PAGE TEXT
_____

At the moment registering an MR breaks COW. This breaks memory
overcommit for users such as KVM: we have a lot of COW pages, e.g.
instances of the zero page or pages shared using KSM.
If the application does not care that adapter sees stale data (for
example, it tracks writes reregisters and resends), it can use a new
IBV_ACCESS_GIFT flag to prevent registration from breaking COW.
The semantics are similar to that of SPLICE_F_GIFT thus the name.
Signed-off-by: Michael S. Tsirkin <mst@xxxxxxxxxx>
---
Please review and consider for 3.10.
Changes from v1:
rename APP_READONLY to _GIFT: similar to vmsplice's F_GIFT.
drivers/infiniband/core/umem.c | 21 ++++++++++++---------
include/rdma/ib_verbs.h | 9 ++++++++-
2 files changed, 20 insertions(+), 10 deletions(-)
diff --git a/drivers/infiniband/core/umem.c b/drivers/infiniband/core/umem.c
index a841123..5dee86d 100644
--- a/drivers/infiniband/core/umem.c
+++ b/drivers/infiniband/core/umem.c
@@ -89,6 +89,7 @@ struct ib_umem *ib_umem_get(struct ib_ucontext *context, unsigned long addr,
int ret;
int off;
int i;
+ bool gift, writable;
DEFINE_DMA_ATTRS(attrs);
if (dmasync)
@@ -96,6 +97,15 @@ struct ib_umem *ib_umem_get(struct ib_ucontext *context, unsigned long addr,
if (!can_do_mlock())
return ERR_PTR(-EPERM);
+ /*
+ * We ask for writable memory if any access flags other than
+ * "remote read" or "gift" are set. "Local write" and "remote write"
+ * obviously require write access. "Remote atomic" can do
+ * things like fetch and add, which will modify memory, and
+ * "MW bind" can change permissions by binding a window.
+ */
+ gift = access & IB_ACCESS_GIFT;
+ writable = access & ~(IB_ACCESS_REMOTE_READ | IB_ACCESS_GIFT);
umem = kmalloc(sizeof *umem, GFP_KERNEL);
if (!umem)
@@ -105,14 +115,7 @@ struct ib_umem *ib_umem_get(struct ib_ucontext *context, unsigned long addr,
umem->length = size;
umem->offset = addr & ~PAGE_MASK;
umem->page_size = PAGE_SIZE;
- /*
- * We ask for writable memory if any access flags other than
- * "remote read" are set. "Local write" and "remote write"

_____

DATA PROVIDED
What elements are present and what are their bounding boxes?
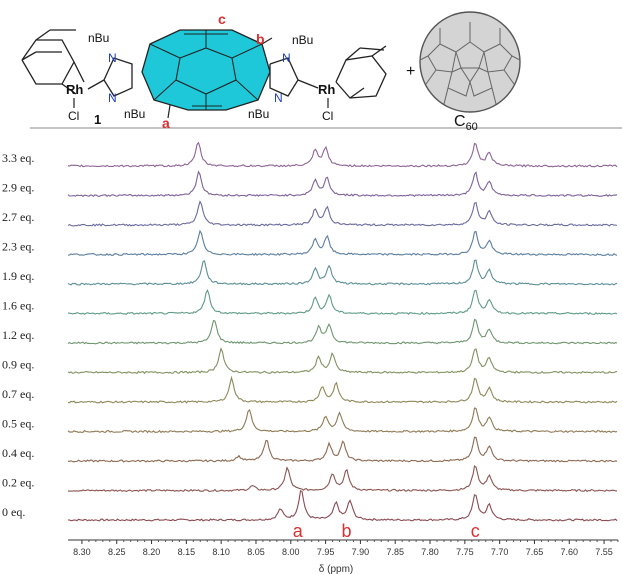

_____

TO DO
A) Based on the COW-breaking patch text, say whether each statement agrees with it: (i) registering an MR currently breaks COW; (ii) the new flag keeps the name APP_READONLY; (iii) the patch changes three files. Answer yes or no for each and quote the deciding words.
B) Write the next lines of the COW-breaking patch, starting right after its last line.

SOLVED TASKS
A)
(i) Yes: "At the moment registering an MR breaks COW."
(ii) No: "rename APP_READONLY to _GIFT: similar to vmsplice's F_GIFT."
(iii) No: "2 files changed, 20 insertions(+), 10 deletions(-)"

B)
- * obviously require write access. "Remote atomic" can do
- * things like fetch and add, which will modify memory, and
- * "MW bind" can change permissions by binding a window.
- */
- umem->writable = !!(access & ~IB_ACCESS_REMOTE_READ);
+ umem->writable = writable;
/* We assume the memory is from hugetlb until proved otherwise */
umem->hugetlb = 1;
@@ -152,7 +155,7 @@ struct ib_umem *ib_umem_get(struct ib_ucontext *context, unsigned long addr,
ret = get_user_pages(current, current->mm, cur_base,
min_t(unsigned long, npages,
PAGE_SIZE / sizeof (struct page *)),
- 1, !umem->writable, page_list, vma_list);
+ !gift, !umem->writable, page_list, vma_list);
if (ret < 0)
goto out;
diff --git a/include/rdma/ib_verbs.h b/include/rdma/ib_verbs.h
index 98cc4b2..2e6e13c 100644
--- a/include/rdma/ib_verbs.h
+++ b/include/rdma/ib_verbs.h
@@ -871,7 +871,14 @@ enum ib_access_flags {
IB_ACCESS_REMOTE_READ = (1<<2),
IB_ACCESS_REMOTE_ATOMIC = (1<<3),
IB_ACCESS_MW_BIND = (1<<4),
- IB_ZERO_BASED = (1<<5)
+ IB_ZERO_BASED = (1<<5),
+ /*
+ * IB_ACCESS_GIFT: This memory is a gift to the adapter. If memory is
+ * modified after registration, the local version and data seen by the
+ * adapter through this region rkey may differ.
+ * Only legal with IB_ACCESS_REMOTE_READ or no permissions.
+ */
+ IB_ACCESS_GIFT = (1<<6)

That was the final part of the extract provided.